◆ Entries provided ◆
○ ○ ○ ○ ○ ○ ○

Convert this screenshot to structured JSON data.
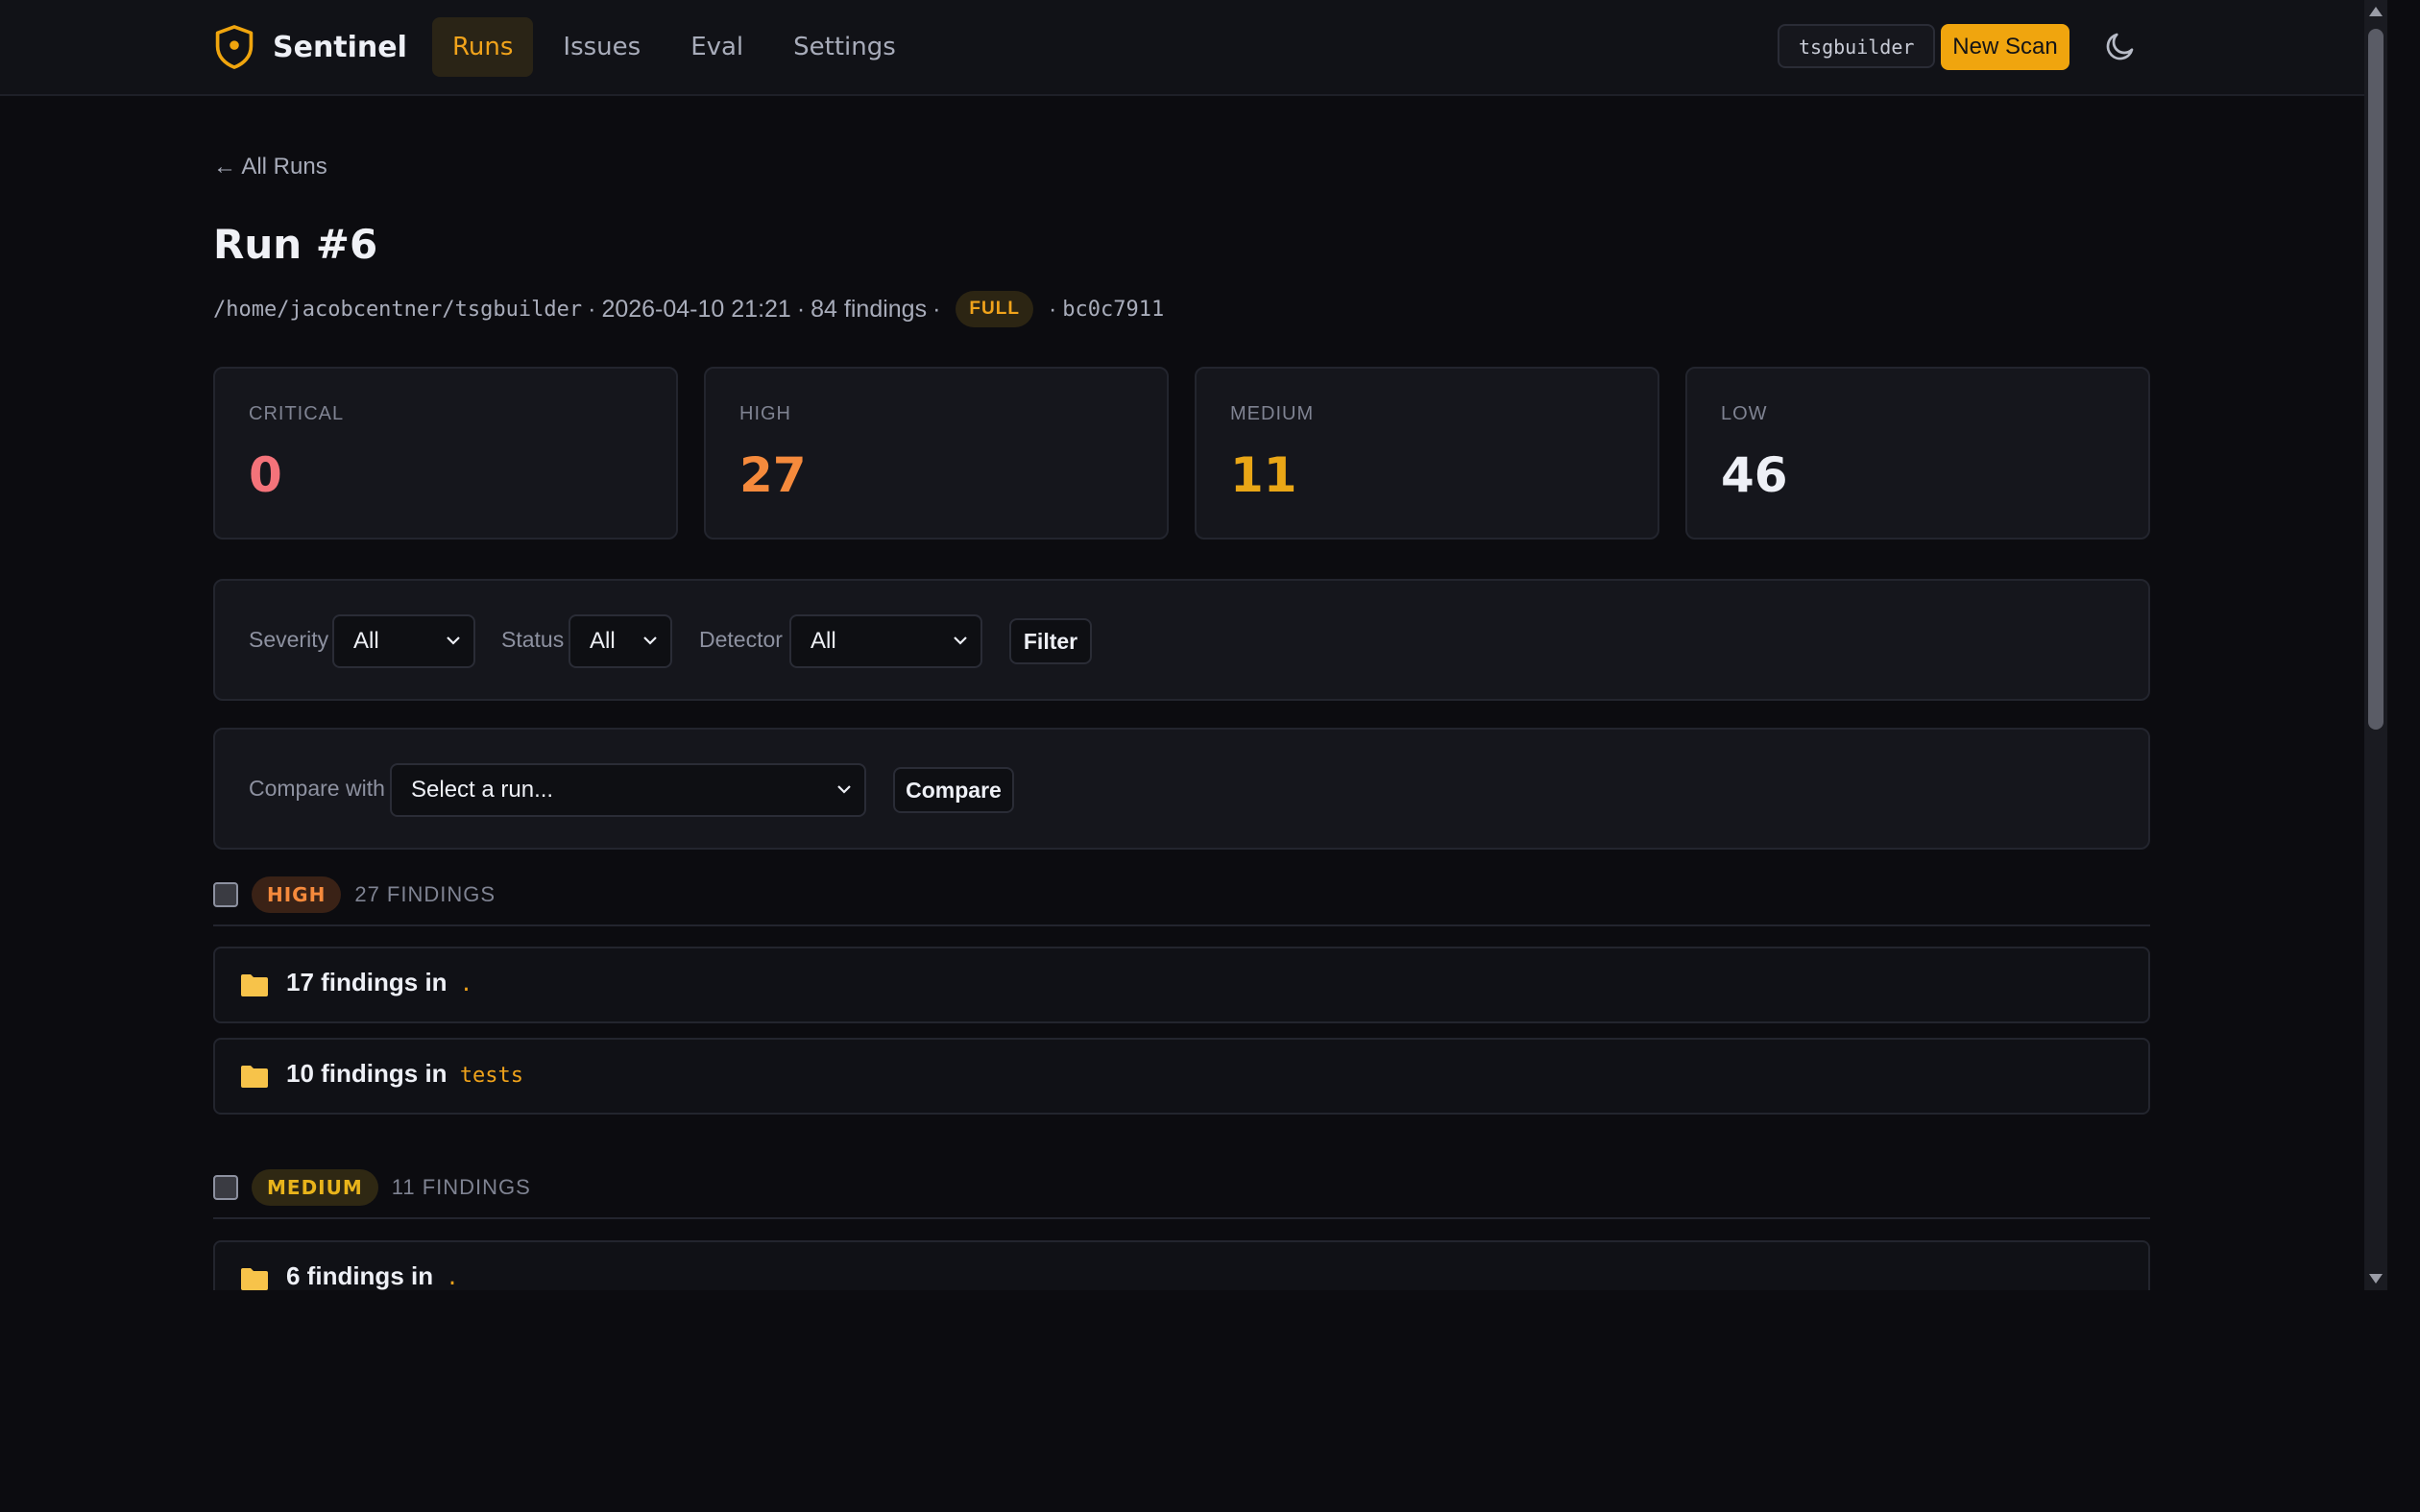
{
  "brand": {
    "name": "Sentinel"
  },
  "nav": [
    {
      "label": "Runs",
      "active": true
    },
    {
      "label": "Issues",
      "active": false
    },
    {
      "label": "Eval",
      "active": false
    },
    {
      "label": "Settings",
      "active": false
    }
  ],
  "header": {
    "user": "tsgbuilder",
    "new_scan_label": "New Scan",
    "theme_icon": "moon-icon"
  },
  "back_link": "← All Runs",
  "run": {
    "title": "Run #6",
    "path": "/home/jacobcentner/tsgbuilder",
    "timestamp": "2026-04-10 21:21",
    "findings": "84 findings",
    "mode": "FULL",
    "commit": "bc0c7911"
  },
  "stats": [
    {
      "label": "CRITICAL",
      "value": "0",
      "color": "#f4737a"
    },
    {
      "label": "HIGH",
      "value": "27",
      "color": "#f58a3c"
    },
    {
      "label": "MEDIUM",
      "value": "11",
      "color": "#e9a616"
    },
    {
      "label": "LOW",
      "value": "46",
      "color": "#eef0f6"
    }
  ],
  "filters": {
    "severity_label": "Severity",
    "severity_value": "All",
    "status_label": "Status",
    "status_value": "All",
    "detector_label": "Detector",
    "detector_value": "All",
    "filter_button": "Filter"
  },
  "compare": {
    "label": "Compare with",
    "placeholder": "Select a run...",
    "button": "Compare"
  },
  "groups": [
    {
      "severity": "HIGH",
      "count_label": "27 FINDINGS",
      "pill_bg": "#3a2216",
      "pill_color": "#f58a3c",
      "folders": [
        {
          "text": "17 findings in",
          "path": "."
        },
        {
          "text": "10 findings in",
          "path": "tests"
        }
      ]
    },
    {
      "severity": "MEDIUM",
      "count_label": "11 FINDINGS",
      "pill_bg": "#2f2813",
      "pill_color": "#e9b41b",
      "folders": [
        {
          "text": "6 findings in",
          "path": "."
        }
      ]
    }
  ]
}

○ ○ ○ ○ ○ ○ ○

◆ Directive ◆
Restate the entire listing word for word, excluding pictures.

◆ In response ◆
Convert this screenshot to structured JSON data.
{
  "brand": {
    "name": "Sentinel"
  },
  "nav": [
    {
      "label": "Runs",
      "active": true
    },
    {
      "label": "Issues",
      "active": false
    },
    {
      "label": "Eval",
      "active": false
    },
    {
      "label": "Settings",
      "active": false
    }
  ],
  "header": {
    "user": "tsgbuilder",
    "new_scan_label": "New Scan",
    "theme_icon": "moon-icon"
  },
  "back_link": "← All Runs",
  "run": {
    "title": "Run #6",
    "path": "/home/jacobcentner/tsgbuilder",
    "timestamp": "2026-04-10 21:21",
    "findings": "84 findings",
    "mode": "FULL",
    "commit": "bc0c7911"
  },
  "stats": [
    {
      "label": "CRITICAL",
      "value": "0",
      "color": "#f4737a"
    },
    {
      "label": "HIGH",
      "value": "27",
      "color": "#f58a3c"
    },
    {
      "label": "MEDIUM",
      "value": "11",
      "color": "#e9a616"
    },
    {
      "label": "LOW",
      "value": "46",
      "color": "#eef0f6"
    }
  ],
  "filters": {
    "severity_label": "Severity",
    "severity_value": "All",
    "status_label": "Status",
    "status_value": "All",
    "detector_label": "Detector",
    "detector_value": "All",
    "filter_button": "Filter"
  },
  "compare": {
    "label": "Compare with",
    "placeholder": "Select a run...",
    "button": "Compare"
  },
  "groups": [
    {
      "severity": "HIGH",
      "count_label": "27 FINDINGS",
      "pill_bg": "#3a2216",
      "pill_color": "#f58a3c",
      "folders": [
        {
          "text": "17 findings in",
          "path": "."
        },
        {
          "text": "10 findings in",
          "path": "tests"
        }
      ]
    },
    {
      "severity": "MEDIUM",
      "count_label": "11 FINDINGS",
      "pill_bg": "#2f2813",
      "pill_color": "#e9b41b",
      "folders": [
        {
          "text": "6 findings in",
          "path": "."
        }
      ]
    }
  ]
}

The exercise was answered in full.